* _SUPPLIED ENTRIES_
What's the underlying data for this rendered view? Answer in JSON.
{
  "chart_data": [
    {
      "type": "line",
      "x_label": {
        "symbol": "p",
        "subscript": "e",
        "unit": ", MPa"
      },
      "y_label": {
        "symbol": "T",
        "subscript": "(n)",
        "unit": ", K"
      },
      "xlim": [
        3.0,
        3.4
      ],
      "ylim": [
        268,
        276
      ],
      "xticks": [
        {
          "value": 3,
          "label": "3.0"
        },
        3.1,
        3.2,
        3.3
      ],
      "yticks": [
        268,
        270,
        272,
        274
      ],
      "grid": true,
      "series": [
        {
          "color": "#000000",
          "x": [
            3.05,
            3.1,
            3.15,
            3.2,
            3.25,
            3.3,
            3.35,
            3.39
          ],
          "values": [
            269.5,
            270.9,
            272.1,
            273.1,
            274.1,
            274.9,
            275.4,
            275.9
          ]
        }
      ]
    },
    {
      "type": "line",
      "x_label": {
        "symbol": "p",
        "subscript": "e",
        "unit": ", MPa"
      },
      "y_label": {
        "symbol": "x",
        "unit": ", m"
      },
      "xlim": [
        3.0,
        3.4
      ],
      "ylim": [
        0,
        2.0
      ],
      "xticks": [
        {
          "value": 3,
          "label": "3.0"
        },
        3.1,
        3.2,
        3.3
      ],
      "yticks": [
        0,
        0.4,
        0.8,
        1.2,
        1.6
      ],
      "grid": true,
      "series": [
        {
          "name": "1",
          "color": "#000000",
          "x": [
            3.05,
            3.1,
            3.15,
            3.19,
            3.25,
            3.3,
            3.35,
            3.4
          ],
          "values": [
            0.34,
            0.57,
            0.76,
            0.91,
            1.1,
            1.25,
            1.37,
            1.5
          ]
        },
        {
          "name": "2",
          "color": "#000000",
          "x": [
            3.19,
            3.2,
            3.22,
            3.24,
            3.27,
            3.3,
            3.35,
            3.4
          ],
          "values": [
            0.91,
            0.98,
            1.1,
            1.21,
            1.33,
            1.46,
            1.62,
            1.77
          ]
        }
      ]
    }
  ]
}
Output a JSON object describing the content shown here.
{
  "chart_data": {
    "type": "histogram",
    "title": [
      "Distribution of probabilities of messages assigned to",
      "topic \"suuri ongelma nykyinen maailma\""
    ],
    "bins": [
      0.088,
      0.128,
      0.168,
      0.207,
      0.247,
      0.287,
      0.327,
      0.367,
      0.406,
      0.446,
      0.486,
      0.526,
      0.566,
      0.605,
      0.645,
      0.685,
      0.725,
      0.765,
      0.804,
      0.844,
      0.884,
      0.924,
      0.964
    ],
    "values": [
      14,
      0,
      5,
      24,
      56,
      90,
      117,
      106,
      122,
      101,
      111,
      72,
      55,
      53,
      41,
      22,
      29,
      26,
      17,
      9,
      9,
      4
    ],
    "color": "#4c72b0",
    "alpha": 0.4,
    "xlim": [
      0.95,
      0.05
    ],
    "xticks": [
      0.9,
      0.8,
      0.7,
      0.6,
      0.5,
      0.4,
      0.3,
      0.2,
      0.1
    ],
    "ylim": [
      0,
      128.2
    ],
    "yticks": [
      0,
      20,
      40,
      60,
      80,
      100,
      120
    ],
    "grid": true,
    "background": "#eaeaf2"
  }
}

* _WORK REQUIRED_
Reproduce the material precisely, including every line.

* _ANSWER IN FULL_
What's the underlying data for this rendered view? Answer in JSON.
{
  "chart_data": [
    {
      "type": "line",
      "x_label": {
        "symbol": "p",
        "subscript": "e",
        "unit": ", MPa"
      },
      "y_label": {
        "symbol": "T",
        "subscript": "(n)",
        "unit": ", K"
      },
      "xlim": [
        3.0,
        3.4
      ],
      "ylim": [
        268,
        276
      ],
      "xticks": [
        {
          "value": 3,
          "label": "3.0"
        },
        3.1,
        3.2,
        3.3
      ],
      "yticks": [
        268,
        270,
        272,
        274
      ],
      "grid": true,
      "series": [
        {
          "color": "#000000",
          "x": [
            3.05,
            3.1,
            3.15,
            3.2,
            3.25,
            3.3,
            3.35,
            3.39
          ],
          "values": [
            269.5,
            270.9,
            272.1,
            273.1,
            274.1,
            274.9,
            275.4,
            275.9
          ]
        }
      ]
    },
    {
      "type": "line",
      "x_label": {
        "symbol": "p",
        "subscript": "e",
        "unit": ", MPa"
      },
      "y_label": {
        "symbol": "x",
        "unit": ", m"
      },
      "xlim": [
        3.0,
        3.4
      ],
      "ylim": [
        0,
        2.0
      ],
      "xticks": [
        {
          "value": 3,
          "label": "3.0"
        },
        3.1,
        3.2,
        3.3
      ],
      "yticks": [
        0,
        0.4,
        0.8,
        1.2,
        1.6
      ],
      "grid": true,
      "series": [
        {
          "name": "1",
          "color": "#000000",
          "x": [
            3.05,
            3.1,
            3.15,
            3.19,
            3.25,
            3.3,
            3.35,
            3.4
          ],
          "values": [
            0.34,
            0.57,
            0.76,
            0.91,
            1.1,
            1.25,
            1.37,
            1.5
          ]
        },
        {
          "name": "2",
          "color": "#000000",
          "x": [
            3.19,
            3.2,
            3.22,
            3.24,
            3.27,
            3.3,
            3.35,
            3.4
          ],
          "values": [
            0.91,
            0.98,
            1.1,
            1.21,
            1.33,
            1.46,
            1.62,
            1.77
          ]
        }
      ]
    }
  ]
}
Output a JSON object describing the content shown here.
{
  "chart_data": {
    "type": "histogram",
    "title": [
      "Distribution of probabilities of messages assigned to",
      "topic \"suuri ongelma nykyinen maailma\""
    ],
    "bins": [
      0.088,
      0.128,
      0.168,
      0.207,
      0.247,
      0.287,
      0.327,
      0.367,
      0.406,
      0.446,
      0.486,
      0.526,
      0.566,
      0.605,
      0.645,
      0.685,
      0.725,
      0.765,
      0.804,
      0.844,
      0.884,
      0.924,
      0.964
    ],
    "values": [
      14,
      0,
      5,
      24,
      56,
      90,
      117,
      106,
      122,
      101,
      111,
      72,
      55,
      53,
      41,
      22,
      29,
      26,
      17,
      9,
      9,
      4
    ],
    "color": "#4c72b0",
    "alpha": 0.4,
    "xlim": [
      0.95,
      0.05
    ],
    "xticks": [
      0.9,
      0.8,
      0.7,
      0.6,
      0.5,
      0.4,
      0.3,
      0.2,
      0.1
    ],
    "ylim": [
      0,
      128.2
    ],
    "yticks": [
      0,
      20,
      40,
      60,
      80,
      100,
      120
    ],
    "grid": true,
    "background": "#eaeaf2"
  }
}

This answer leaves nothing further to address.